» Job:
Update the listing below by replacing every "interactable" with "clickable" and leaving all other text unchanged. Omit the pictures from your answer.

[Source records]
## START

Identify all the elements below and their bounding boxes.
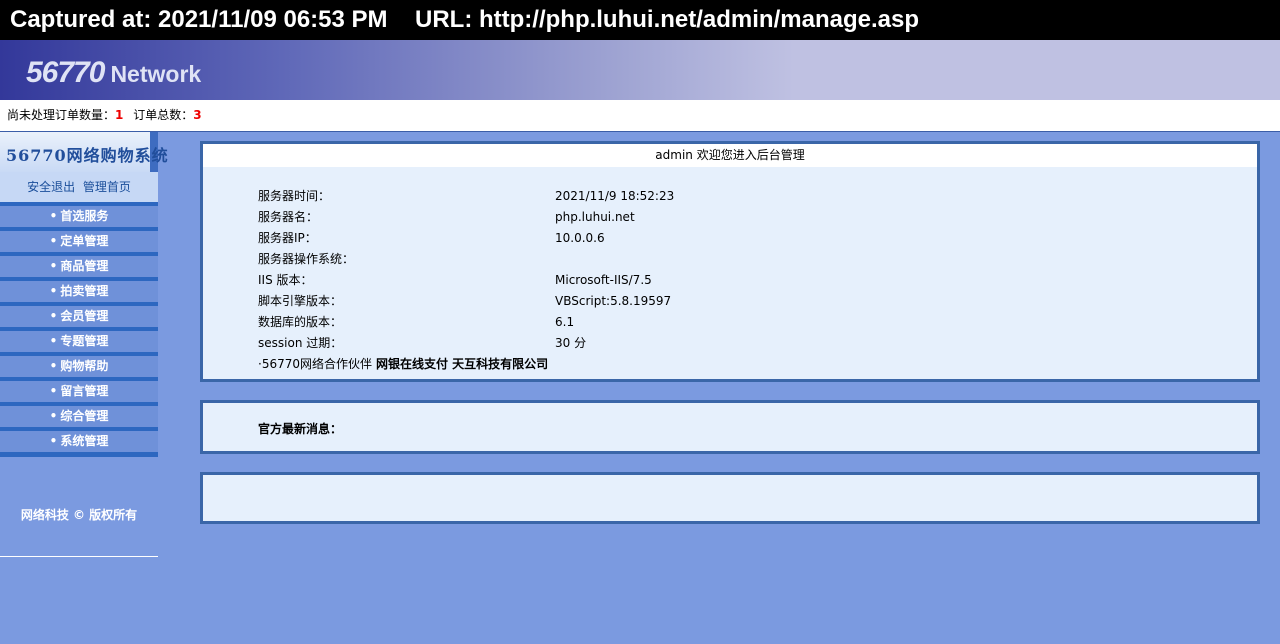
sidebar-title: 56770网络购物系统 xyxy=(0,132,168,172)
menu-item-member-management[interactable]: • 会员管理 xyxy=(0,302,158,327)
menu-item-topic-management[interactable]: • 专题管理 xyxy=(0,327,158,352)
menu-item-general-management[interactable]: • 综合管理 xyxy=(0,402,158,427)
partner-line: ·56770网络合作伙伴 网银在线支付 天互科技有限公司 xyxy=(258,357,549,371)
capture-url: URL: http://php.luhui.net/admin/manage.a… xyxy=(415,6,919,33)
capture-bar: Captured at: 2021/11/09 06:53 PM URL: ht… xyxy=(0,0,1280,40)
server-time-row: 服务器时间： 2021/11/9 18:52:23 xyxy=(258,189,675,203)
server-os-row: 服务器操作系统： xyxy=(258,252,355,266)
menu-item-product-management[interactable]: • 商品管理 xyxy=(0,252,158,277)
iis-version-row: IIS 版本： Microsoft-IIS/7.5 xyxy=(258,273,652,287)
session-timeout-row: session 过期： 30 分 xyxy=(258,336,587,350)
site-logo: 56770 Network xyxy=(26,56,202,89)
menu-item-preferred-services[interactable]: • 首选服务 xyxy=(0,202,158,227)
partner-links[interactable]: 网银在线支付 天互科技有限公司 xyxy=(376,357,548,371)
server-info-panel: admin 欢迎您进入后台管理 服务器时间： 2021/11/9 18:52:23… xyxy=(200,141,1260,382)
total-orders-label: 订单总数： xyxy=(133,108,194,122)
header-banner: 56770 Network xyxy=(0,40,1280,100)
menu-item-order-management[interactable]: • 定单管理 xyxy=(0,227,158,252)
sidebar: 56770网络购物系统 安全退出 管理首页 • 首选服务 • 定单管理 • 商品管理 … xyxy=(0,132,168,644)
news-label: 官方最新消息： xyxy=(258,422,343,436)
pending-orders-count: 1 xyxy=(115,108,124,122)
sidebar-quick-links: 安全退出 管理首页 xyxy=(0,172,158,202)
welcome-title: admin 欢迎您进入后台管理 xyxy=(203,144,1257,167)
sidebar-menu: • 首选服务 • 定单管理 • 商品管理 • 拍卖管理 • 会员管理 • 专题管理 • 购物帮… xyxy=(0,202,158,457)
sidebar-divider xyxy=(0,556,158,557)
menu-item-system-management[interactable]: • 系统管理 xyxy=(0,427,158,452)
empty-panel xyxy=(200,472,1260,524)
news-panel: 官方最新消息： xyxy=(200,400,1260,454)
server-ip-row: 服务器IP： 10.0.0.6 xyxy=(258,231,605,245)
order-status-bar: 尚未处理订单数量：1 订单总数：3 xyxy=(0,100,1280,132)
menu-item-auction-management[interactable]: • 拍卖管理 xyxy=(0,277,158,302)
server-name-row: 服务器名： php.luhui.net xyxy=(258,210,635,224)
menu-divider xyxy=(0,452,158,457)
database-version-row: 数据库的版本： 6.1 xyxy=(258,315,575,329)
menu-item-message-management[interactable]: • 留言管理 xyxy=(0,377,158,402)
pending-orders-label: 尚未处理订单数量： xyxy=(7,108,116,122)
capture-time: Captured at: 2021/11/09 06:53 PM xyxy=(10,6,388,33)
menu-item-shopping-help[interactable]: • 购物帮助 xyxy=(0,352,158,377)
server-info-list: 服务器时间： 2021/11/9 18:52:23 服务器名： php.luhui.… xyxy=(258,186,675,375)
total-orders-count: 3 xyxy=(193,108,202,122)
admin-home-link[interactable]: 管理首页 xyxy=(83,180,131,194)
copyright-text: 网络科技 © 版权所有 xyxy=(20,508,138,522)
script-engine-row: 脚本引擎版本： VBScript:5.8.19597 xyxy=(258,294,672,308)
logout-link[interactable]: 安全退出 xyxy=(27,180,75,194)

## END

» Solution for this problem:
Identify all the elements below and their bounding boxes.
sidebar-title: 56770网络购物系统 xyxy=(0,132,168,172)
menu-item-member-management[clickable]: • 会员管理 xyxy=(0,302,158,327)
menu-item-topic-management[clickable]: • 专题管理 xyxy=(0,327,158,352)
menu-item-general-management[clickable]: • 综合管理 xyxy=(0,402,158,427)
partner-line: ·56770网络合作伙伴 网银在线支付 天互科技有限公司 xyxy=(258,357,549,371)
capture-url: URL: http://php.luhui.net/admin/manage.a… xyxy=(415,6,919,33)
capture-bar: Captured at: 2021/11/09 06:53 PM URL: ht… xyxy=(0,0,1280,40)
server-time-row: 服务器时间： 2021/11/9 18:52:23 xyxy=(258,189,675,203)
server-os-row: 服务器操作系统： xyxy=(258,252,355,266)
menu-item-product-management[clickable]: • 商品管理 xyxy=(0,252,158,277)
iis-version-row: IIS 版本： Microsoft-IIS/7.5 xyxy=(258,273,652,287)
session-timeout-row: session 过期： 30 分 xyxy=(258,336,587,350)
site-logo: 56770 Network xyxy=(26,56,202,89)
menu-item-preferred-services[clickable]: • 首选服务 xyxy=(0,202,158,227)
partner-links[clickable]: 网银在线支付 天互科技有限公司 xyxy=(376,357,548,371)
server-info-panel: admin 欢迎您进入后台管理 服务器时间： 2021/11/9 18:52:23… xyxy=(200,141,1260,382)
total-orders-label: 订单总数： xyxy=(133,108,194,122)
header-banner: 56770 Network xyxy=(0,40,1280,100)
menu-item-order-management[clickable]: • 定单管理 xyxy=(0,227,158,252)
sidebar: 56770网络购物系统 安全退出 管理首页 • 首选服务 • 定单管理 • 商品管理 … xyxy=(0,132,168,644)
news-label: 官方最新消息： xyxy=(258,422,343,436)
pending-orders-count: 1 xyxy=(115,108,124,122)
sidebar-quick-links: 安全退出 管理首页 xyxy=(0,172,158,202)
welcome-title: admin 欢迎您进入后台管理 xyxy=(203,144,1257,167)
sidebar-menu: • 首选服务 • 定单管理 • 商品管理 • 拍卖管理 • 会员管理 • 专题管理 • 购物帮… xyxy=(0,202,158,457)
sidebar-divider xyxy=(0,556,158,557)
menu-item-system-management[clickable]: • 系统管理 xyxy=(0,427,158,452)
empty-panel xyxy=(200,472,1260,524)
news-panel: 官方最新消息： xyxy=(200,400,1260,454)
server-ip-row: 服务器IP： 10.0.0.6 xyxy=(258,231,605,245)
order-status-bar: 尚未处理订单数量：1 订单总数：3 xyxy=(0,100,1280,132)
menu-item-auction-management[clickable]: • 拍卖管理 xyxy=(0,277,158,302)
server-name-row: 服务器名： php.luhui.net xyxy=(258,210,635,224)
menu-divider xyxy=(0,452,158,457)
database-version-row: 数据库的版本： 6.1 xyxy=(258,315,575,329)
menu-item-message-management[clickable]: • 留言管理 xyxy=(0,377,158,402)
pending-orders-label: 尚未处理订单数量： xyxy=(7,108,116,122)
capture-time: Captured at: 2021/11/09 06:53 PM xyxy=(10,6,388,33)
menu-item-shopping-help[clickable]: • 购物帮助 xyxy=(0,352,158,377)
server-info-list: 服务器时间： 2021/11/9 18:52:23 服务器名： php.luhui.… xyxy=(258,186,675,375)
total-orders-count: 3 xyxy=(193,108,202,122)
admin-home-link[clickable]: 管理首页 xyxy=(83,180,131,194)
copyright-text: 网络科技 © 版权所有 xyxy=(20,508,138,522)
script-engine-row: 脚本引擎版本： VBScript:5.8.19597 xyxy=(258,294,672,308)
logout-link[clickable]: 安全退出 xyxy=(27,180,75,194)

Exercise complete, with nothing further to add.